> [What is being asked]
Answer with one number only: the number of lines that contain "initial".

[Collection entries]
+++

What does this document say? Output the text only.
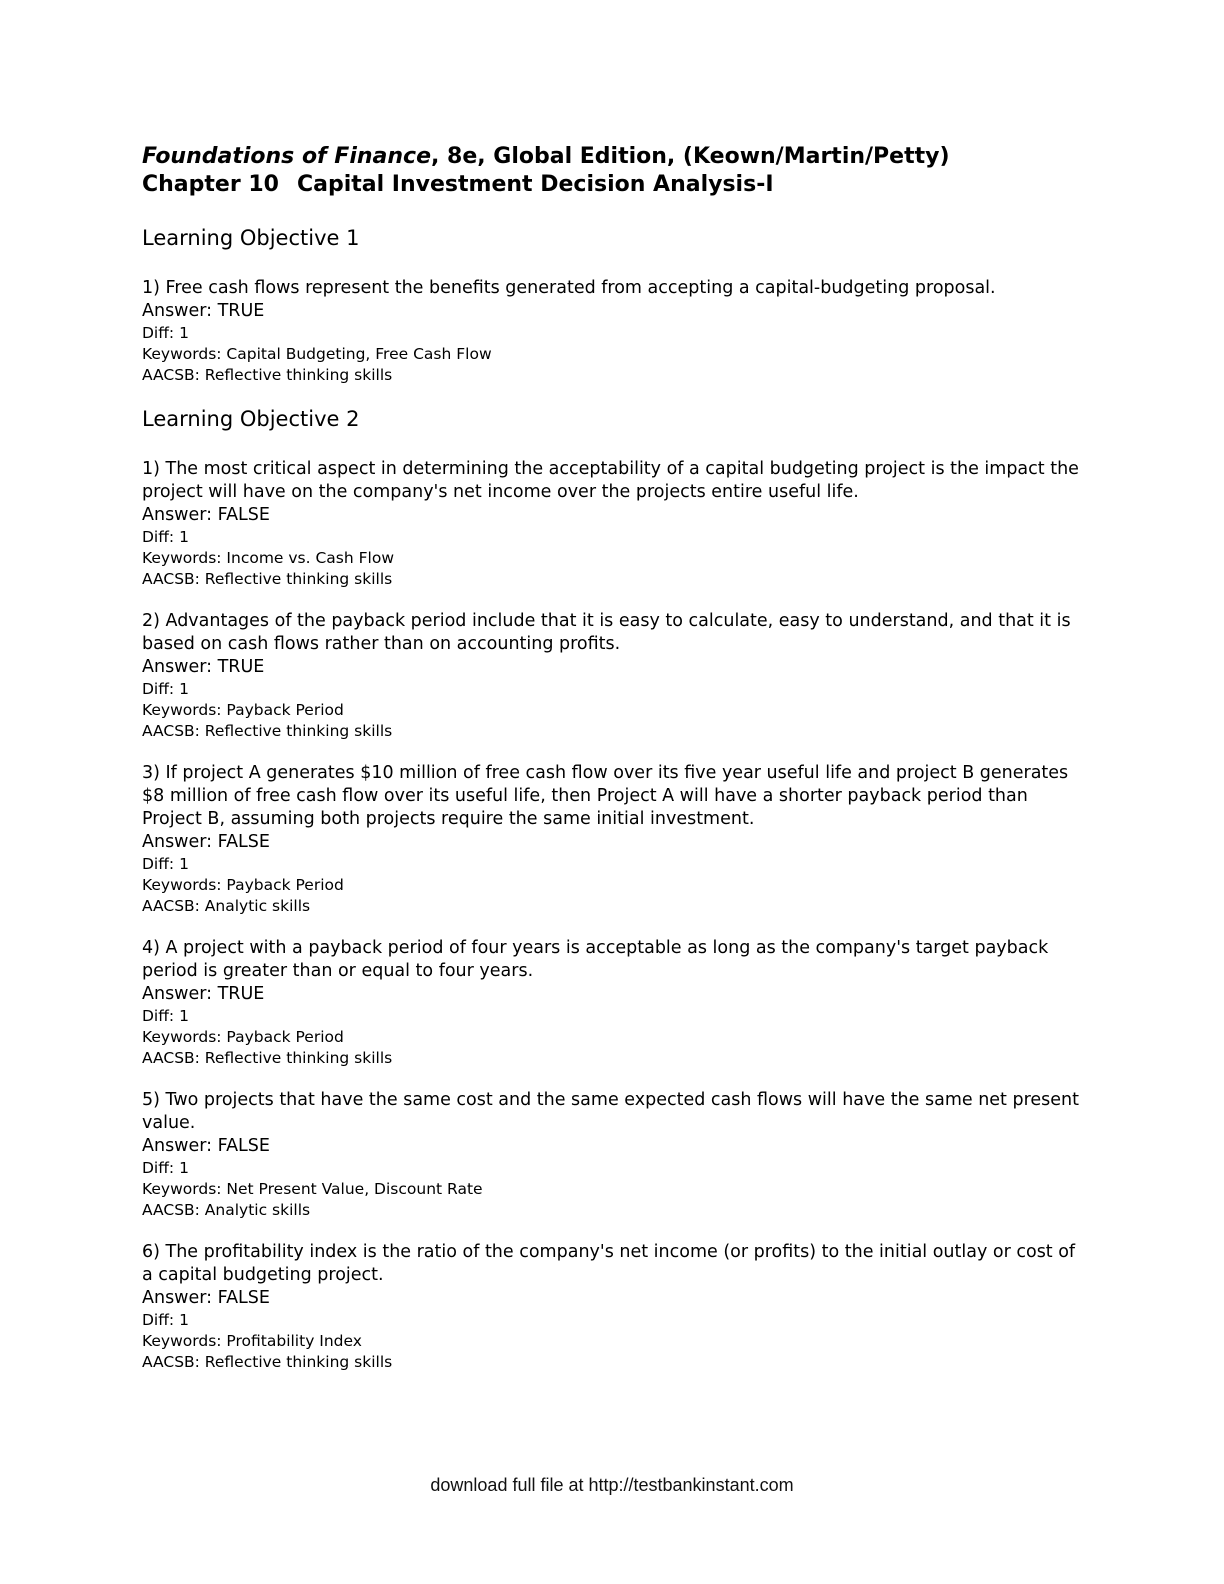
Foundations of Finance, 8e, Global Edition, (Keown/Martin/Petty)
Chapter 10 Capital Investment Decision Analysis-I
Learning Objective 1

1) Free cash flows represent the benefits generated from accepting a capital-budgeting proposal.

Answer: TRUE

Diff: 1

Keywords: Capital Budgeting, Free Cash Flow

AACSB: Reflective thinking skills

Learning Objective 2

1) The most critical aspect in determining the acceptability of a capital budgeting project is the impact the project will have on the company's net income over the projects entire useful life.

Answer: FALSE

Diff: 1

Keywords: Income vs. Cash Flow

AACSB: Reflective thinking skills

2) Advantages of the payback period include that it is easy to calculate, easy to understand, and that it is based on cash flows rather than on accounting profits.

Answer: TRUE

Diff: 1

Keywords: Payback Period

AACSB: Reflective thinking skills

3) If project A generates $10 million of free cash flow over its five year useful life and project B generates $8 million of free cash flow over its useful life, then Project A will have a shorter payback period than Project B, assuming both projects require the same initial investment.

Answer: FALSE

Diff: 1

Keywords: Payback Period

AACSB: Analytic skills

4) A project with a payback period of four years is acceptable as long as the company's target payback period is greater than or equal to four years.

Answer: TRUE

Diff: 1

Keywords: Payback Period

AACSB: Reflective thinking skills

5) Two projects that have the same cost and the same expected cash flows will have the same net present value.

Answer: FALSE

Diff: 1

Keywords: Net Present Value, Discount Rate

AACSB: Analytic skills

6) The profitability index is the ratio of the company's net income (or profits) to the initial outlay or cost of a capital budgeting project.

Answer: FALSE

Diff: 1

Keywords: Profitability Index

AACSB: Reflective thinking skills

download full file at http://testbankinstant.com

+++

> [Output for this task]
2